*** DATA SHOWN

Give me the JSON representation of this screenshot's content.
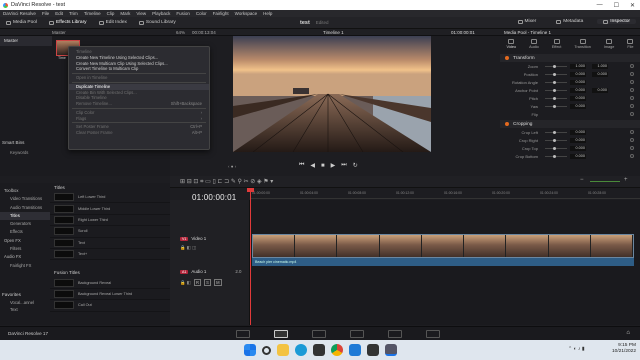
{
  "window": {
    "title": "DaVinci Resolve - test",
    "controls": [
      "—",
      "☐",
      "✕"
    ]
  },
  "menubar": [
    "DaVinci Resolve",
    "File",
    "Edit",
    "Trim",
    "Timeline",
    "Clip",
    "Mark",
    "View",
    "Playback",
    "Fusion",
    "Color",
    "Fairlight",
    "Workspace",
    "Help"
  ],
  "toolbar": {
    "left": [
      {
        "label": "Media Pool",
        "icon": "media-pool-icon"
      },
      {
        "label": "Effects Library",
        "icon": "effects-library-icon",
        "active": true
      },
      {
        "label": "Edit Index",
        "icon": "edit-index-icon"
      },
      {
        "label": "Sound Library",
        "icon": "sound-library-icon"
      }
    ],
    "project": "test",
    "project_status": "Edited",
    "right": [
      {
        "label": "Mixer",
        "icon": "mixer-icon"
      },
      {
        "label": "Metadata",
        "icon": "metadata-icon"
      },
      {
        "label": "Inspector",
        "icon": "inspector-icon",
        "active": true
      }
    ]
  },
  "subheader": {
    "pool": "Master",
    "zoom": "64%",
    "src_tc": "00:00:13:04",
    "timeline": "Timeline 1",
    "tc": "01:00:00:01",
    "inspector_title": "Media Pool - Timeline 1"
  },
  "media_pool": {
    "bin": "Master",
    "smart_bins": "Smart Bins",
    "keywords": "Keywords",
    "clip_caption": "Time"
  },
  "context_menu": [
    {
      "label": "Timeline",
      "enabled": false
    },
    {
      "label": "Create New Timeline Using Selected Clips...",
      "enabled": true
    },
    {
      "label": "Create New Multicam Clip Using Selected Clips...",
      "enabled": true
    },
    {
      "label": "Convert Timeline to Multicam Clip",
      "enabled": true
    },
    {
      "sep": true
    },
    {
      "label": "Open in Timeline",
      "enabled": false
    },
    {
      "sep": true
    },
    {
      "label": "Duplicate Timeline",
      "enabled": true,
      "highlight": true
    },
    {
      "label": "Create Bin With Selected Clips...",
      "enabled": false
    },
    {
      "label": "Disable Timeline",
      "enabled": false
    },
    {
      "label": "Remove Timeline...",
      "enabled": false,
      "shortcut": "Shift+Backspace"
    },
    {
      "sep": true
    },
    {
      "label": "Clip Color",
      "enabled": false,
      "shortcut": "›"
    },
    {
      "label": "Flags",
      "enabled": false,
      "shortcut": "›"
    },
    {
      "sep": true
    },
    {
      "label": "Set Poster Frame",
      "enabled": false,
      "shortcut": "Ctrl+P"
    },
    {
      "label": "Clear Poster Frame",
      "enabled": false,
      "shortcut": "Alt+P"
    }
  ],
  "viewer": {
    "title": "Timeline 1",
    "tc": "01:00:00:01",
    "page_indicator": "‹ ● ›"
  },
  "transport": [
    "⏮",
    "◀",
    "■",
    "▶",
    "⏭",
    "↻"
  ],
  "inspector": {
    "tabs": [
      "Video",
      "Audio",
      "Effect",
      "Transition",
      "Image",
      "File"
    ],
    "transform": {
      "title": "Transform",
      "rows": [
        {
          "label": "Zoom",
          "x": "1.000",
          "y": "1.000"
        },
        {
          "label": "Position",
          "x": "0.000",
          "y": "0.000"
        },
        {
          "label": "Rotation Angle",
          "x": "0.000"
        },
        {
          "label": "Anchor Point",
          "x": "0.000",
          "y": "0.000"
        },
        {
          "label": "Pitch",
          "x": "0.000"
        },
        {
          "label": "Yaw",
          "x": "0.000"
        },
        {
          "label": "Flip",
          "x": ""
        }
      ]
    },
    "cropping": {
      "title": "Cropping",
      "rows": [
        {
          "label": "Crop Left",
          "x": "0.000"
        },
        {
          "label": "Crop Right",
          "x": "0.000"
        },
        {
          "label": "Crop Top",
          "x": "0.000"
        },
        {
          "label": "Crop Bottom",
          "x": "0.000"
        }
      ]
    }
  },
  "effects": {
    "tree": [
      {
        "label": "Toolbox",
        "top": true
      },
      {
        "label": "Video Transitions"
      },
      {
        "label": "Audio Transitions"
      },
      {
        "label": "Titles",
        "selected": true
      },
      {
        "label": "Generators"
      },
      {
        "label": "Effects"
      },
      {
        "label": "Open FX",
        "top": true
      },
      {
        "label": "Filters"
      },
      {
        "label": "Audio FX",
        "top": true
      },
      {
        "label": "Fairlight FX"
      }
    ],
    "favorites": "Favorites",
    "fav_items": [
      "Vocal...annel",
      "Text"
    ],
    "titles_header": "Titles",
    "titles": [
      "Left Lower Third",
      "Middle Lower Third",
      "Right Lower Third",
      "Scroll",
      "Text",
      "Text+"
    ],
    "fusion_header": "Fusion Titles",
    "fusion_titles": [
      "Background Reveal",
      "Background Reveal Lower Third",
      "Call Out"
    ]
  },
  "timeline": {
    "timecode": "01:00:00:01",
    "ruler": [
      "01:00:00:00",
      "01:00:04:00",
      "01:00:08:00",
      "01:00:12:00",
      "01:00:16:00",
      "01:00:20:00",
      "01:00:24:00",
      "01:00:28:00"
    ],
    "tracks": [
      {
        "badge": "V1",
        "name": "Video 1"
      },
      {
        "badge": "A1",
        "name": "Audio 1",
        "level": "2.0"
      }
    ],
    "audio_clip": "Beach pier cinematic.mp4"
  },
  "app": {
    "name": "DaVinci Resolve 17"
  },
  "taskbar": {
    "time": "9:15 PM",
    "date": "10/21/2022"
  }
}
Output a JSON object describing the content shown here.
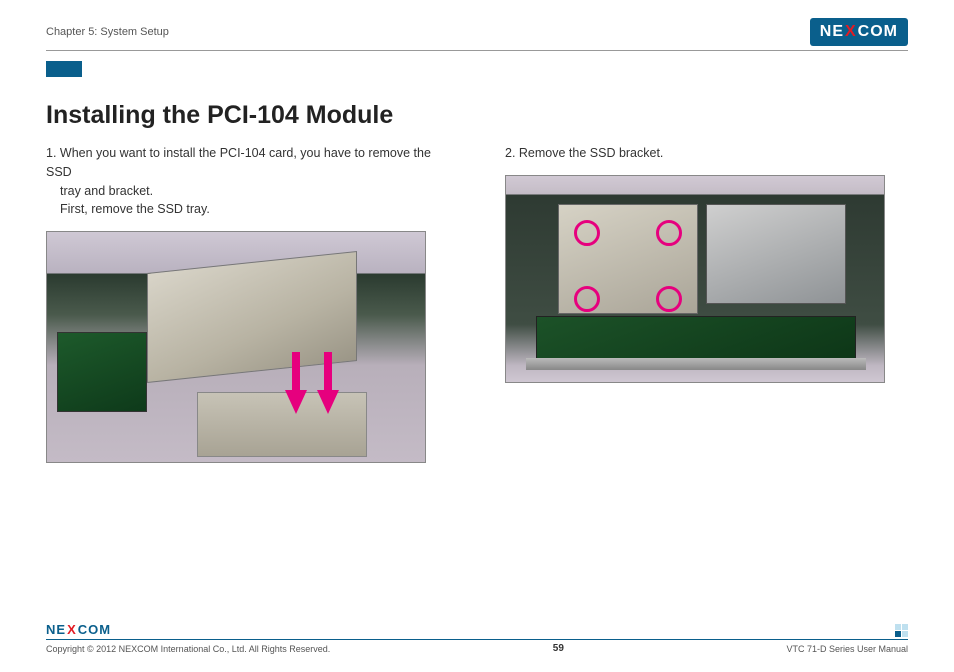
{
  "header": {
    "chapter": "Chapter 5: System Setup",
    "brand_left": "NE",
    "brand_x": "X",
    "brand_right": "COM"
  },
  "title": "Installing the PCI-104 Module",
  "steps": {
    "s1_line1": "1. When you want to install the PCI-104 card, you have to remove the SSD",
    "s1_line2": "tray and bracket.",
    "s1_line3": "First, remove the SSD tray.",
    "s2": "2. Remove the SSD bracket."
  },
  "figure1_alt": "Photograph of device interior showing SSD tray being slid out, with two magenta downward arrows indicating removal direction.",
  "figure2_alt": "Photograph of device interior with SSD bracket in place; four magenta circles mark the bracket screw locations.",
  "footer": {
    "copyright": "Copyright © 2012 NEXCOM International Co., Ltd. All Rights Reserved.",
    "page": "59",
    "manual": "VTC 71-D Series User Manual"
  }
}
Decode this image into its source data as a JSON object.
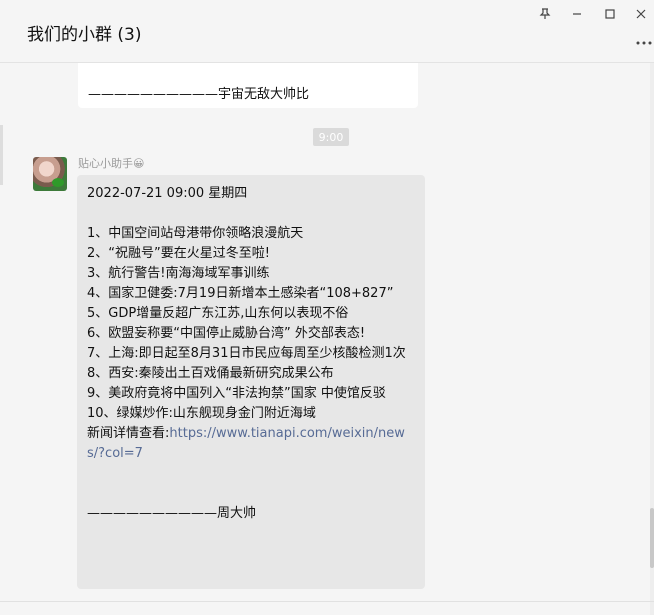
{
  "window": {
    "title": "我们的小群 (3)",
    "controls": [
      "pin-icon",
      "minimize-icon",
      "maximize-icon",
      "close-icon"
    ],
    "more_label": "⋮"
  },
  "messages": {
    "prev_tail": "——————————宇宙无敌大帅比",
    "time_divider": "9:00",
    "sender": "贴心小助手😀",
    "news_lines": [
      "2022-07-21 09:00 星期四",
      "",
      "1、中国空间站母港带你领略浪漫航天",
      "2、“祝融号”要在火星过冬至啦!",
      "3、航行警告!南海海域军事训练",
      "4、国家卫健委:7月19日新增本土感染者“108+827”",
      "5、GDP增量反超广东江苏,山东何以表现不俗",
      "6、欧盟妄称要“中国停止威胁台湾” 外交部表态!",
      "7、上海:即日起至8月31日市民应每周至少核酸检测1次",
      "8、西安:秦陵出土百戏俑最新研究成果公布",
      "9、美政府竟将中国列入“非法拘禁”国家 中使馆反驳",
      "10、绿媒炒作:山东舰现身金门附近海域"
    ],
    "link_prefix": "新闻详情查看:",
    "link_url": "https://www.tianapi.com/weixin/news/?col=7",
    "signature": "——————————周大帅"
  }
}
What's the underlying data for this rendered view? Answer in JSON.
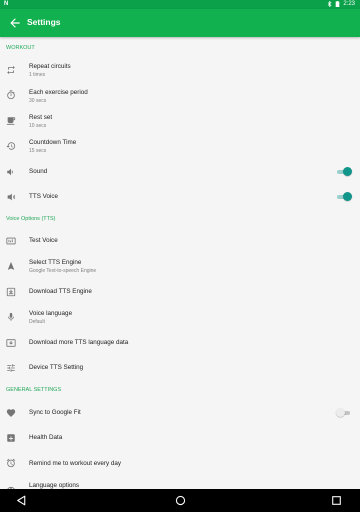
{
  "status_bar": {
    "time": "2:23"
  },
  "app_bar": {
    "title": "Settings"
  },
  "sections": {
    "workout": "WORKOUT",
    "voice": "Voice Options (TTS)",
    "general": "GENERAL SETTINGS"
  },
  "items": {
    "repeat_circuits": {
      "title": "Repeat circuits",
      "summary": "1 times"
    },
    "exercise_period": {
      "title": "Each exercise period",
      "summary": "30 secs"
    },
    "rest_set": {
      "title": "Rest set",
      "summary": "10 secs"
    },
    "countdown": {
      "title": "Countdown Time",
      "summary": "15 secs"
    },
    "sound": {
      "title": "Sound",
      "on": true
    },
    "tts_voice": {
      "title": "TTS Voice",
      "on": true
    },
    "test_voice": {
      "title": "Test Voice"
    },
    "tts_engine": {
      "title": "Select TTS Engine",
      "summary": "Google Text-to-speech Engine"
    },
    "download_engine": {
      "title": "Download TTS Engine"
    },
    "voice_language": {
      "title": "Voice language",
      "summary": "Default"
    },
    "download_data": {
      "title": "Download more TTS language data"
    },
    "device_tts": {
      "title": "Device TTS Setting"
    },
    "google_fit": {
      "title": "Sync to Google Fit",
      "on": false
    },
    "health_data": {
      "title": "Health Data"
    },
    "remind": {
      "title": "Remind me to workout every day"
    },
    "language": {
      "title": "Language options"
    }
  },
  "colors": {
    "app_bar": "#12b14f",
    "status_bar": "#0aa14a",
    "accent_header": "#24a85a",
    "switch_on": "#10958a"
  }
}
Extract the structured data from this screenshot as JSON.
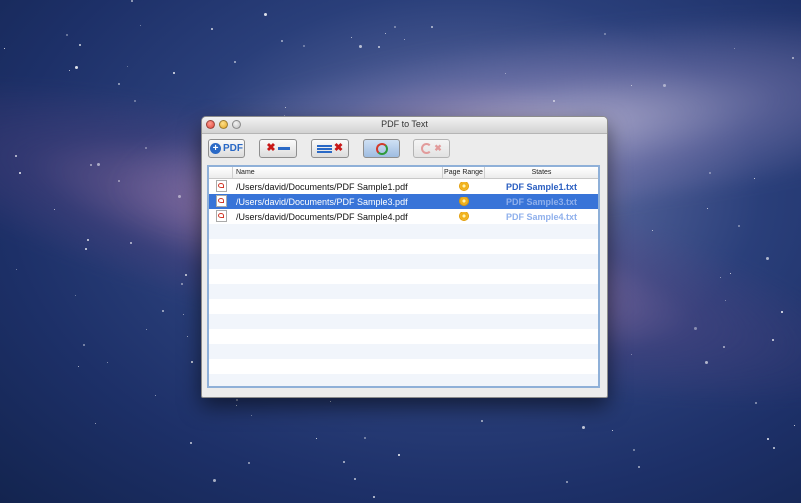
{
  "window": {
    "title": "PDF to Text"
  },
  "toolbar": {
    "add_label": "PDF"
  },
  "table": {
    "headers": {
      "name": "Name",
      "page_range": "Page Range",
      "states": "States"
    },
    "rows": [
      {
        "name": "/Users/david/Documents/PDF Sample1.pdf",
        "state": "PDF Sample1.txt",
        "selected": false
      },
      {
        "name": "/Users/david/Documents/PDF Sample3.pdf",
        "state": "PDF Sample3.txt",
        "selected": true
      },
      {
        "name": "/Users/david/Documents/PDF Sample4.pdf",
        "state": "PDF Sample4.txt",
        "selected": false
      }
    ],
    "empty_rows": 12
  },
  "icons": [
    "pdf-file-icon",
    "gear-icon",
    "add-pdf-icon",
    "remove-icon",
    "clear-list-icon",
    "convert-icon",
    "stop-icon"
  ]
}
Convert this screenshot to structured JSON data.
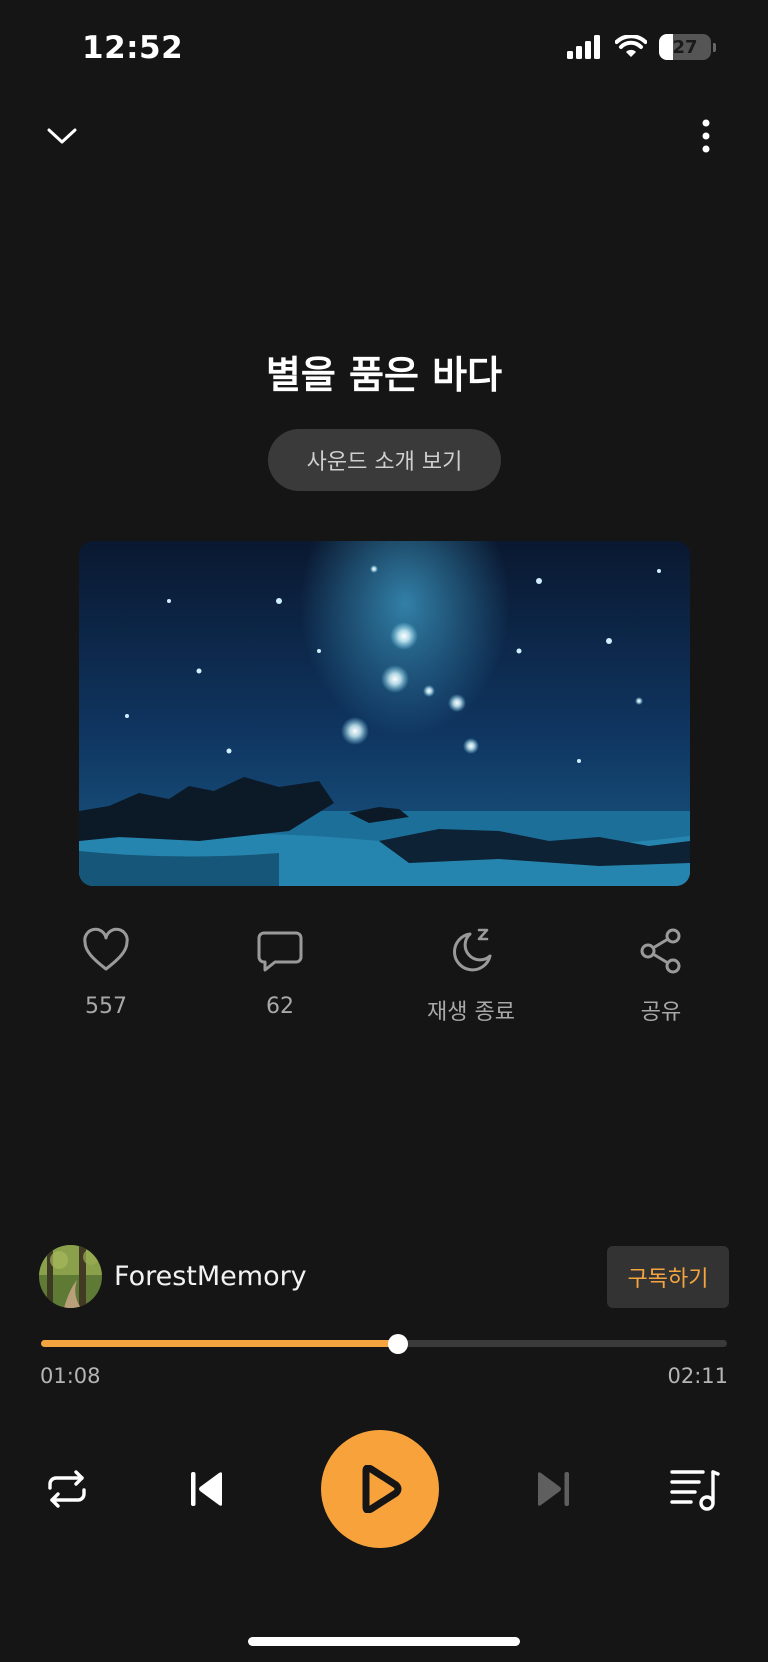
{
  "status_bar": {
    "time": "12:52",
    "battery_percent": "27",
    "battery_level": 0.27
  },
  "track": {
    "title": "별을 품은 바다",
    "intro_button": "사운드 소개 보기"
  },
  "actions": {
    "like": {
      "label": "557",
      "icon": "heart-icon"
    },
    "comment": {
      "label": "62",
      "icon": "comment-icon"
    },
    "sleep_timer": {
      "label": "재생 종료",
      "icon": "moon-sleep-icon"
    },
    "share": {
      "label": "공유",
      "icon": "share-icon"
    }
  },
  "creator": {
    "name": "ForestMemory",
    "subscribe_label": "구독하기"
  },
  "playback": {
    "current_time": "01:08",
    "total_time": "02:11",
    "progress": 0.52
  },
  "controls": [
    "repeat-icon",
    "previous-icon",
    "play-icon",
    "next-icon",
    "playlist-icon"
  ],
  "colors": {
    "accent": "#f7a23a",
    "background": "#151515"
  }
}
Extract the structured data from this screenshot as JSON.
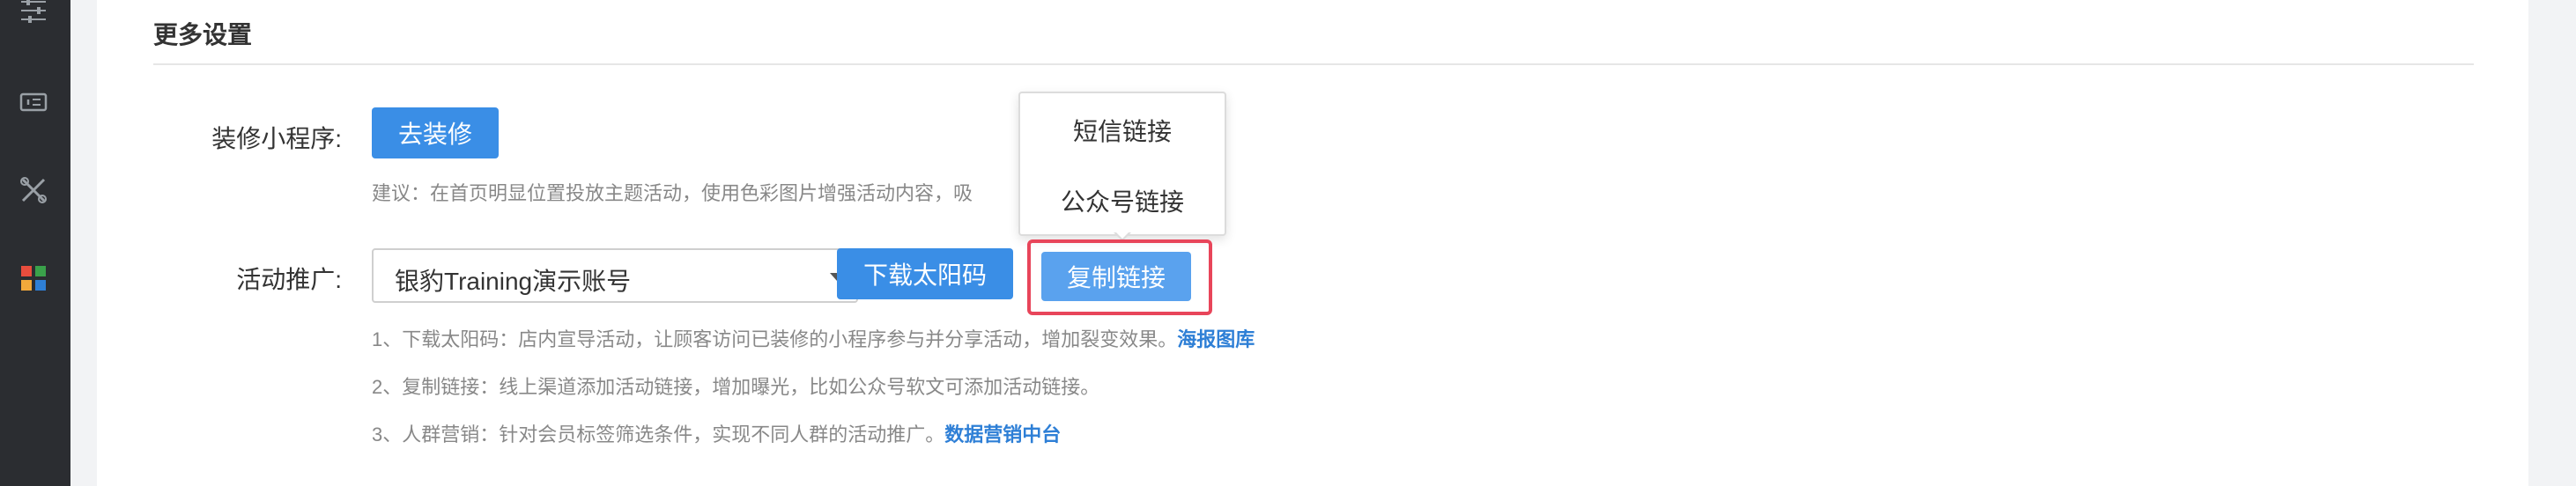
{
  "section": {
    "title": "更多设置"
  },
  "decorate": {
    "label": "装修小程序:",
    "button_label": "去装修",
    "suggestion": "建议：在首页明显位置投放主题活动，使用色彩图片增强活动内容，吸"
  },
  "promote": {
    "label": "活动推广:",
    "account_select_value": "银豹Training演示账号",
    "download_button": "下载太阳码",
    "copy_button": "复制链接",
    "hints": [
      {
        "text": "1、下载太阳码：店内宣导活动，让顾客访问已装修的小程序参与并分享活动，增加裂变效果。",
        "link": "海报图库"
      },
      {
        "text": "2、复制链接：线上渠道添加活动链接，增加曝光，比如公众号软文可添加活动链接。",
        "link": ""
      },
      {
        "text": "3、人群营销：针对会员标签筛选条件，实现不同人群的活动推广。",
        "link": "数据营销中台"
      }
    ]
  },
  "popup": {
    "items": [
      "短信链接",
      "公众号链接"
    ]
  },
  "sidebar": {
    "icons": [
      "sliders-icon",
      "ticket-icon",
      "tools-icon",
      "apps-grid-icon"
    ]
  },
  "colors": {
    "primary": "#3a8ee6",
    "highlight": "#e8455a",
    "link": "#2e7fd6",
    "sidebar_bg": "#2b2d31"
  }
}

******

From the records above, pull out every line containing the word "复制链接".

**RESPONSE TO THIS EXERCISE**
    "copy_button": "复制链接",
        "text": "2、复制链接：线上渠道添加活动链接，增加曝光，比如公众号软文可添加活动链接。",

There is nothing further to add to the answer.